### STATED TASK
Find the string "Baku" in the listing and report every line that has it.

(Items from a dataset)
■ ■ ■ ■ ■
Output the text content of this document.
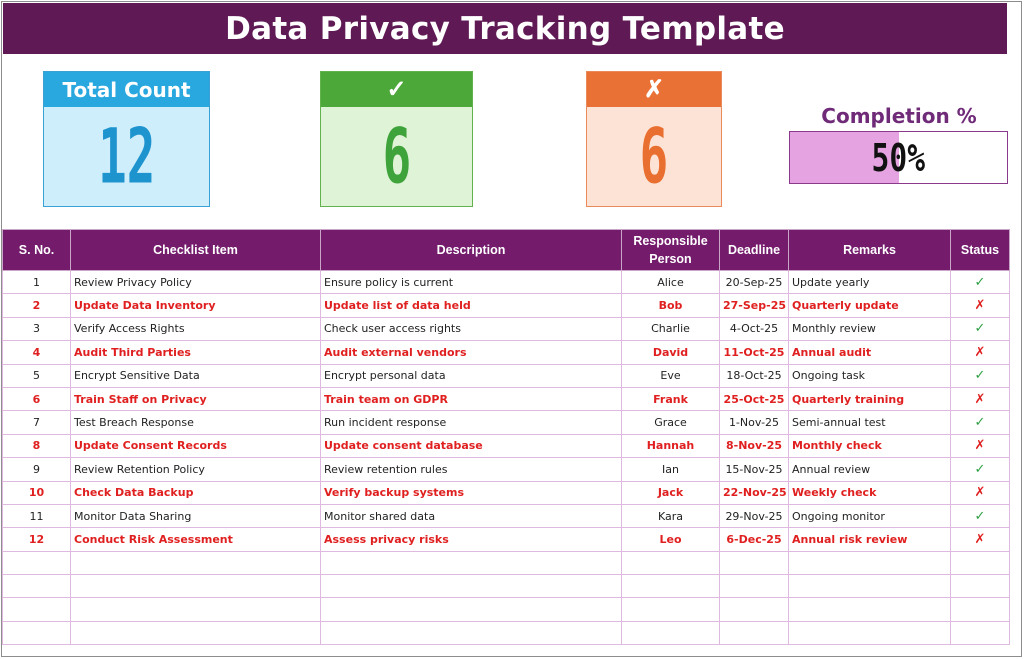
Data Privacy Tracking Template
Total Count
12
✓
6
✗
6	Completion %
50%
S. No.	Checklist Item	Description	Responsible Person	Deadline	Remarks	Status
1	Review Privacy Policy	Ensure policy is current	Alice	20-Sep-25	Update yearly	✓
2	Update Data Inventory	Update list of data held	Bob	27-Sep-25	Quarterly update	✗
3	Verify Access Rights	Check user access rights	Charlie	4-Oct-25	Monthly review	✓
4	Audit Third Parties	Audit external vendors	David	11-Oct-25	Annual audit	✗
5	Encrypt Sensitive Data	Encrypt personal data	Eve	18-Oct-25	Ongoing task	✓
6	Train Staff on Privacy	Train team on GDPR	Frank	25-Oct-25	Quarterly training	✗
7	Test Breach Response	Run incident response	Grace	1-Nov-25	Semi-annual test	✓
8	Update Consent Records	Update consent database	Hannah	8-Nov-25	Monthly check	✗
9	Review Retention Policy	Review retention rules	Ian	15-Nov-25	Annual review	✓
10	Check Data Backup	Verify backup systems	Jack	22-Nov-25	Weekly check	✗
11	Monitor Data Sharing	Monitor shared data	Kara	29-Nov-25	Ongoing monitor	✓
12	Conduct Risk Assessment	Assess privacy risks	Leo	6-Dec-25	Annual risk review	✗
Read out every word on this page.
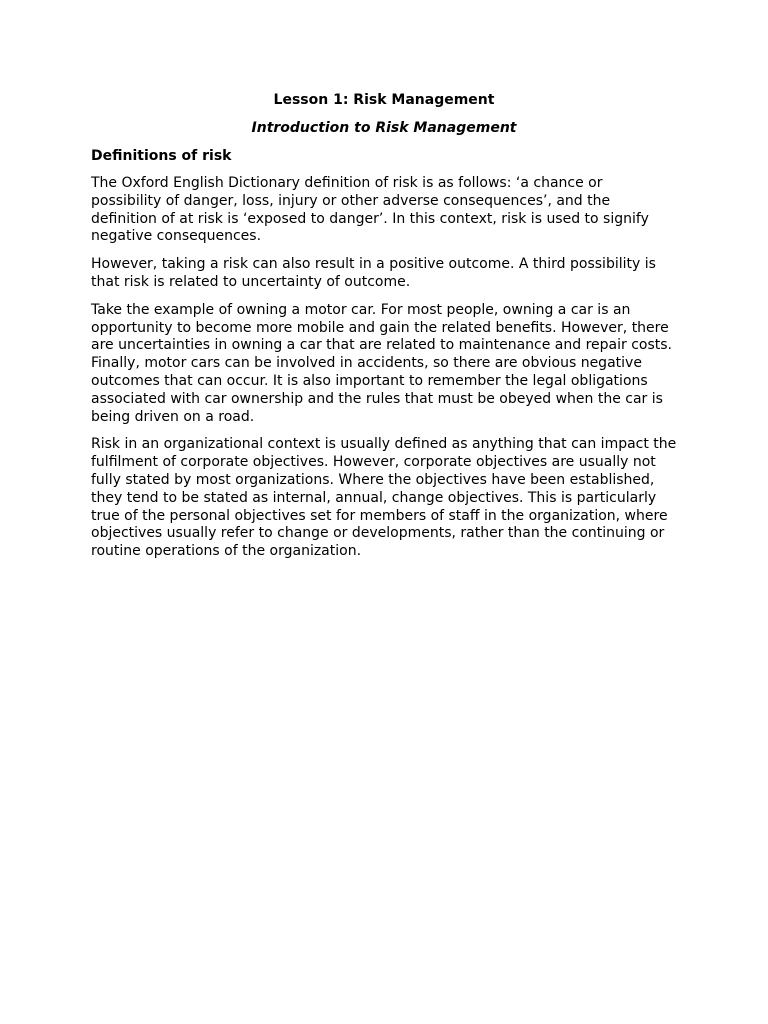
Lesson 1: Risk Management
Introduction to Risk Management
Definitions of risk

The Oxford English Dictionary definition of risk is as follows: ‘a chance or possibility of danger, loss, injury or other adverse consequences’, and the definition of at risk is ‘exposed to danger’. In this context, risk is used to signify negative consequences.

However, taking a risk can also result in a positive outcome. A third possibility is that risk is related to uncertainty of outcome.

Take the example of owning a motor car. For most people, owning a car is an opportunity to become more mobile and gain the related benefits. However, there are uncertainties in owning a car that are related to maintenance and repair costs. Finally, motor cars can be involved in accidents, so there are obvious negative outcomes that can occur. It is also important to remember the legal obligations associated with car ownership and the rules that must be obeyed when the car is being driven on a road.

Risk in an organizational context is usually defined as anything that can impact the fulfilment of corporate objectives. However, corporate objectives are usually not fully stated by most organizations. Where the objectives have been established, they tend to be stated as internal, annual, change objectives. This is particularly true of the personal objectives set for members of staff in the organization, where objectives usually refer to change or developments, rather than the continuing or routine operations of the organization.
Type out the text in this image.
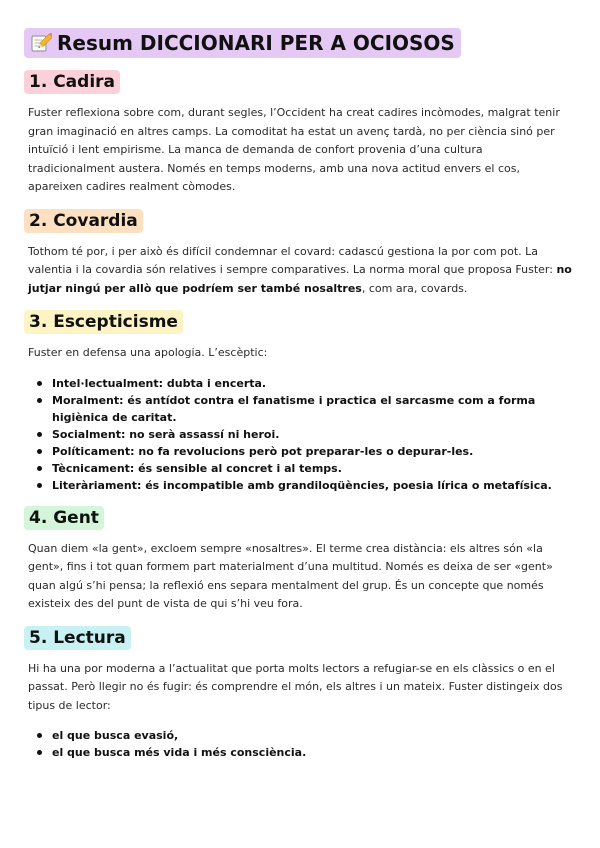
Resum DICCIONARI PER A OCIOSOS
1. Cadira

Fuster reflexiona sobre com, durant segles, l’Occident ha creat cadires incòmodes, malgrat tenir gran imaginació en altres camps. La comoditat ha estat un avenç tardà, no per ciència sinó per intuïció i lent empirisme. La manca de demanda de confort provenia d’una cultura tradicionalment austera. Només en temps moderns, amb una nova actitud envers el cos, apareixen cadires realment còmodes.

2. Covardia

Tothom té por, i per això és difícil condemnar el covard: cadascú gestiona la por com pot. La valentia i la covardia són relatives i sempre comparatives. La norma moral que proposa Fuster: no jutjar ningú per allò que podríem ser també nosaltres, com ara, covards.

3. Escepticisme

Fuster en defensa una apologia. L’escèptic:

Intel·lectualment: dubta i encerta.
Moralment: és antídot contra el fanatisme i practica el sarcasme com a forma higiènica de caritat.
Socialment: no serà assassí ni heroi.
Políticament: no fa revolucions però pot preparar-les o depurar-les.
Tècnicament: és sensible al concret i al temps.
Literàriament: és incompatible amb grandiloqüències, poesia lírica o metafísica.
4. Gent

Quan diem «la gent», excloem sempre «nosaltres». El terme crea distància: els altres són «la gent», fins i tot quan formem part materialment d’una multitud. Només es deixa de ser «gent» quan algú s’hi pensa; la reflexió ens separa mentalment del grup. És un concepte que només existeix des del punt de vista de qui s’hi veu fora.

5. Lectura

Hi ha una por moderna a l’actualitat que porta molts lectors a refugiar-se en els clàssics o en el passat. Però llegir no és fugir: és comprendre el món, els altres i un mateix. Fuster distingeix dos tipus de lector:

el que busca evasió,
el que busca més vida i més consciència.
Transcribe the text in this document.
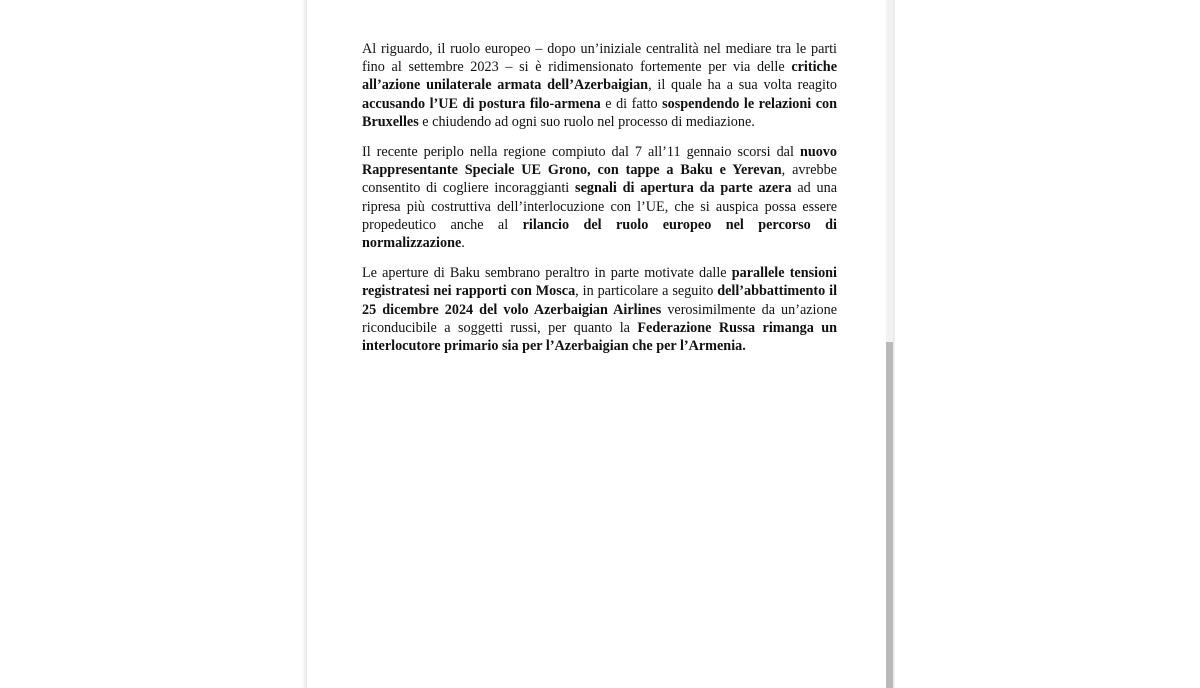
Al riguardo, il ruolo europeo – dopo un’iniziale centralità nel mediare tra le parti fino al settembre 2023 – si è ridimensionato fortemente per via delle critiche all’azione unilaterale armata dell’Azerbaigian, il quale ha a sua volta reagito accusando l’UE di postura filo-armena e di fatto sospendendo le relazioni con Bruxelles e chiudendo ad ogni suo ruolo nel processo di mediazione.

Il recente periplo nella regione compiuto dal 7 all’11 gennaio scorsi dal nuovo Rappresentante Speciale UE Grono, con tappe a Baku e Yerevan, avrebbe consentito di cogliere incoraggianti segnali di apertura da parte azera ad una ripresa più costruttiva dell’interlocuzione con l’UE, che si auspica possa essere propedeutico anche al rilancio del ruolo europeo nel percorso di normalizzazione.

Le aperture di Baku sembrano peraltro in parte motivate dalle parallele tensioni registratesi nei rapporti con Mosca, in particolare a seguito dell’abbattimento il 25 dicembre 2024 del volo Azerbaigian Airlines verosimilmente da un’azione riconducibile a soggetti russi, per quanto la Federazione Russa rimanga un interlocutore primario sia per l’Azerbaigian che per l’Armenia.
■ ■ ■ ■ ■
### ANSWER TO THIS PROBLEM
Il recente periplo nella regione compiuto dal 7 all’11 gennaio scorsi dal nuovo Rappresentante Speciale UE Grono, con tappe a Baku e Yerevan, avrebbe consentito di cogliere incoraggianti segnali di apertura da parte azera ad una ripresa più costruttiva dell’interlocuzione con l’UE, che si auspica possa essere propedeutico anche al rilancio del ruolo europeo nel percorso di normalizzazione.
Le aperture di Baku sembrano peraltro in parte motivate dalle parallele tensioni registratesi nei rapporti con Mosca, in particolare a seguito dell’abbattimento il 25 dicembre 2024 del volo Azerbaigian Airlines verosimilmente da un’azione riconducibile a soggetti russi, per quanto la Federazione Russa rimanga un interlocutore primario sia per l’Azerbaigian che per l’Armenia.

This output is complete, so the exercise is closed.